▶ **Task to carry out**:
Below is a block of records. Copy every line in it that contains the word "label".

◆ ◆ ◆ ◆ ◆

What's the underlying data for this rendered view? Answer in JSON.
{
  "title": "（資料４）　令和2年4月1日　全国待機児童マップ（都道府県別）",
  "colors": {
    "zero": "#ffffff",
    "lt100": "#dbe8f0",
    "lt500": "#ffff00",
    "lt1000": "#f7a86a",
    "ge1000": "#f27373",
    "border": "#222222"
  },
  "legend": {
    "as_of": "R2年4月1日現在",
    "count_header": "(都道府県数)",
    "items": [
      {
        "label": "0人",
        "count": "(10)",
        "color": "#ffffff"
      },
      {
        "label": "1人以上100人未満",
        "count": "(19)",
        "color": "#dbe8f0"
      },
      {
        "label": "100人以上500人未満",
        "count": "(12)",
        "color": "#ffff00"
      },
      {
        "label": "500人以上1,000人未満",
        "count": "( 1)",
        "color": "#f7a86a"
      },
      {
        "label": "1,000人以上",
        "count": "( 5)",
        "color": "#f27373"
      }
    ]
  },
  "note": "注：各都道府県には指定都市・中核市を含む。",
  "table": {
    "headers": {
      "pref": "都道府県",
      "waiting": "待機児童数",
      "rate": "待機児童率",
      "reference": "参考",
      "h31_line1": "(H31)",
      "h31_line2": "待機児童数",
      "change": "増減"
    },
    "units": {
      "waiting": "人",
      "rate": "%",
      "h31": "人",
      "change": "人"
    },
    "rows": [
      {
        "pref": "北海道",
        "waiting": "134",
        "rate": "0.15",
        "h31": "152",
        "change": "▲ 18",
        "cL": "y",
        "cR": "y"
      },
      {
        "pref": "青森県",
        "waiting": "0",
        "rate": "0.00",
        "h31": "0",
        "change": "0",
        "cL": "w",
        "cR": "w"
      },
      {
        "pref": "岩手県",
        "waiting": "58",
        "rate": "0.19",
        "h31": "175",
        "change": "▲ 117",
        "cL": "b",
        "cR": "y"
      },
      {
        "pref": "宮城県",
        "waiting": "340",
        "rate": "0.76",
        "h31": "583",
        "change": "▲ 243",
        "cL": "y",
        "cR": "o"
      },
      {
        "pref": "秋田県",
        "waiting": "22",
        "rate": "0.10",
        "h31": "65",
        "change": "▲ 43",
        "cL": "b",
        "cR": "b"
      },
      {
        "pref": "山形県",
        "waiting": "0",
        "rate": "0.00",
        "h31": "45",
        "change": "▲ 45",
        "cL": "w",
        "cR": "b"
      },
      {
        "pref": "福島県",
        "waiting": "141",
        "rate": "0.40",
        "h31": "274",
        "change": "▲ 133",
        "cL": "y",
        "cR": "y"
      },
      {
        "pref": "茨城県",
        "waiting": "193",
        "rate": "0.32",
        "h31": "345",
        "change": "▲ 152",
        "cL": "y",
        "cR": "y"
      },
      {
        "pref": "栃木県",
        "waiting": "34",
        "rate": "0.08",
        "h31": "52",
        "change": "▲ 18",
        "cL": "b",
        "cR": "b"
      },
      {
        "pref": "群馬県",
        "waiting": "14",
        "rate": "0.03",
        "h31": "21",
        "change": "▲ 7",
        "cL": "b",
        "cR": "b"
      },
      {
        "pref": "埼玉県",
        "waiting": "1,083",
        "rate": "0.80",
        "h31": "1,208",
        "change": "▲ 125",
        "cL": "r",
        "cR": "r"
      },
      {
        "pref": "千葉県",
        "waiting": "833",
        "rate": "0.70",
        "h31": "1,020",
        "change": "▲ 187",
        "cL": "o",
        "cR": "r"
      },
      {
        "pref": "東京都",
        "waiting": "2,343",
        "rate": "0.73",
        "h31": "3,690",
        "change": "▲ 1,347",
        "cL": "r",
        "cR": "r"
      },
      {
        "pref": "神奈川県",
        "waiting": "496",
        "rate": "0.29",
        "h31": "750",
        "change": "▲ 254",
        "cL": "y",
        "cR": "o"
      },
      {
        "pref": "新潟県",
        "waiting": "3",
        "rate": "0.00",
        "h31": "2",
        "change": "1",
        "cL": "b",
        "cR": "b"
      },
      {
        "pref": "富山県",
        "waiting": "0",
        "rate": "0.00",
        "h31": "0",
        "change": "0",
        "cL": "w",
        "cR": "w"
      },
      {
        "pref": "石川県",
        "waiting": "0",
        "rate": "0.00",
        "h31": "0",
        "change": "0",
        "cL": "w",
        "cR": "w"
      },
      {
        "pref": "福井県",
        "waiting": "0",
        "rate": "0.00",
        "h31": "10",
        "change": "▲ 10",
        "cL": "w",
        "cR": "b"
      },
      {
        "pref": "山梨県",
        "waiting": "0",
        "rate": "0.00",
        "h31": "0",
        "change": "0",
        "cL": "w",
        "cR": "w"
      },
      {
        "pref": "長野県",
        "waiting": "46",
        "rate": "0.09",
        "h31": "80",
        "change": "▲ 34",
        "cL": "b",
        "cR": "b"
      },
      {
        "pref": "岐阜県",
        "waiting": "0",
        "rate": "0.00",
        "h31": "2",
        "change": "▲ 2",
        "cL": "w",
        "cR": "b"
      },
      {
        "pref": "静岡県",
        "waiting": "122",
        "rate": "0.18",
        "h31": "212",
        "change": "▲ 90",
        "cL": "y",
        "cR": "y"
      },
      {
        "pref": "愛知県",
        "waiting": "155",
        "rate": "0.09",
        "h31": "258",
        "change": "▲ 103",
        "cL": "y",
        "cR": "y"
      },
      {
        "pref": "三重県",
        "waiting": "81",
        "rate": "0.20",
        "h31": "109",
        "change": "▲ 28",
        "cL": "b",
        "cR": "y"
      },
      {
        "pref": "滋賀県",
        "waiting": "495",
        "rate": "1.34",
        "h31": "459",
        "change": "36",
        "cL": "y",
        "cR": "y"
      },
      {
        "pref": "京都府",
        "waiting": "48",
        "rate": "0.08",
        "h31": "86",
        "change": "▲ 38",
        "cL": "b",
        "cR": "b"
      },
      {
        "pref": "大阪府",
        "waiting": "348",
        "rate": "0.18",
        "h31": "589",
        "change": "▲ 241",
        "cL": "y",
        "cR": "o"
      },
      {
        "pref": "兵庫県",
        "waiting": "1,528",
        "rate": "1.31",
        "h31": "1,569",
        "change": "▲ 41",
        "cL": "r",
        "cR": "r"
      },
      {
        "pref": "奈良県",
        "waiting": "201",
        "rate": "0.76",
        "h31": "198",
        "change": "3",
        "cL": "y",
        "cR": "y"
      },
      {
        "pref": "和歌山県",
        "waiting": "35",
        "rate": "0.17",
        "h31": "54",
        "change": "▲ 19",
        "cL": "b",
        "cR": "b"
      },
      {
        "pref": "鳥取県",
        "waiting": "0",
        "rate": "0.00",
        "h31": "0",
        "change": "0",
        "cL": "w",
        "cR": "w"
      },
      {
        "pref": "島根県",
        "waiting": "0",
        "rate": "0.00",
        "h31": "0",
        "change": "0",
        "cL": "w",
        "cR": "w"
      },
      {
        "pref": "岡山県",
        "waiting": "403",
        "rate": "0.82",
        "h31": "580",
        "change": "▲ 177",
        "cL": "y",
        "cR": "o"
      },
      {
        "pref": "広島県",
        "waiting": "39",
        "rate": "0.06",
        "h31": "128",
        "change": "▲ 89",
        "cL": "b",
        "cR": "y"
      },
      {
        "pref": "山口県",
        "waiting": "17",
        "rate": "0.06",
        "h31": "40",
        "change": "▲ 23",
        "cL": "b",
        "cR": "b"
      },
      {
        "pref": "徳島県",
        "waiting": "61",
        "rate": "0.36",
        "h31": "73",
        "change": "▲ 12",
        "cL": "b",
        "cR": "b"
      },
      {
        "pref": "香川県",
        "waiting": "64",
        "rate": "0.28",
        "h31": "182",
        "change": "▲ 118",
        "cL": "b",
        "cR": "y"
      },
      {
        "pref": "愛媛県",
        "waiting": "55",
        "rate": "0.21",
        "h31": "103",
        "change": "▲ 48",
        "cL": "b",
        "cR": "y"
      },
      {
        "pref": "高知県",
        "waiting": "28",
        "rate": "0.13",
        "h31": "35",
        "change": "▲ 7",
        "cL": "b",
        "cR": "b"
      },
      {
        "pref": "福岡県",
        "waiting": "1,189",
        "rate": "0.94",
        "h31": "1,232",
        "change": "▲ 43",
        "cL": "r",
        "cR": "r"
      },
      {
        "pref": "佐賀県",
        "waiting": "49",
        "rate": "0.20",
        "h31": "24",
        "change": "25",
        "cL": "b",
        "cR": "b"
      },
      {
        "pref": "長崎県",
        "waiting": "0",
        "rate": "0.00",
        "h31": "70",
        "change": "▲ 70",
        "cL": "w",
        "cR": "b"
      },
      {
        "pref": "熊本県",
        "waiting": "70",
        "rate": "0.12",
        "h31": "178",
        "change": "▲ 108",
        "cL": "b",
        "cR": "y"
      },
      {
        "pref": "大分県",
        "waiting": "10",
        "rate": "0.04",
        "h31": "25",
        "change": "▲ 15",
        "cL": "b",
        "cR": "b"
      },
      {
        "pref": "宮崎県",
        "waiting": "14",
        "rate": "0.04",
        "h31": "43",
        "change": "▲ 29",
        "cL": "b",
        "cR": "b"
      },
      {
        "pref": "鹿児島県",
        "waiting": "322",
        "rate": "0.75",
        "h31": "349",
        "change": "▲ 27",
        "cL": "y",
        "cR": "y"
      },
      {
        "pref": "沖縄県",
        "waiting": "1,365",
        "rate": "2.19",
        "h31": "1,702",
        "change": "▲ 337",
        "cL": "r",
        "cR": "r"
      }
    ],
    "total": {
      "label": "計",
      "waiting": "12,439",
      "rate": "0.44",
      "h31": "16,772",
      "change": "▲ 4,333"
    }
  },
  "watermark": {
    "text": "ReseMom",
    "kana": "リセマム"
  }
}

◆ ◆ ◆ ◆ ◆

▶ **Written response**:
        "label": "0人",
        "label": "1人以上100人未満",
        "label": "100人以上500人未満",
        "label": "500人以上1,000人未満",
        "label": "1,000人以上",
      "label": "計",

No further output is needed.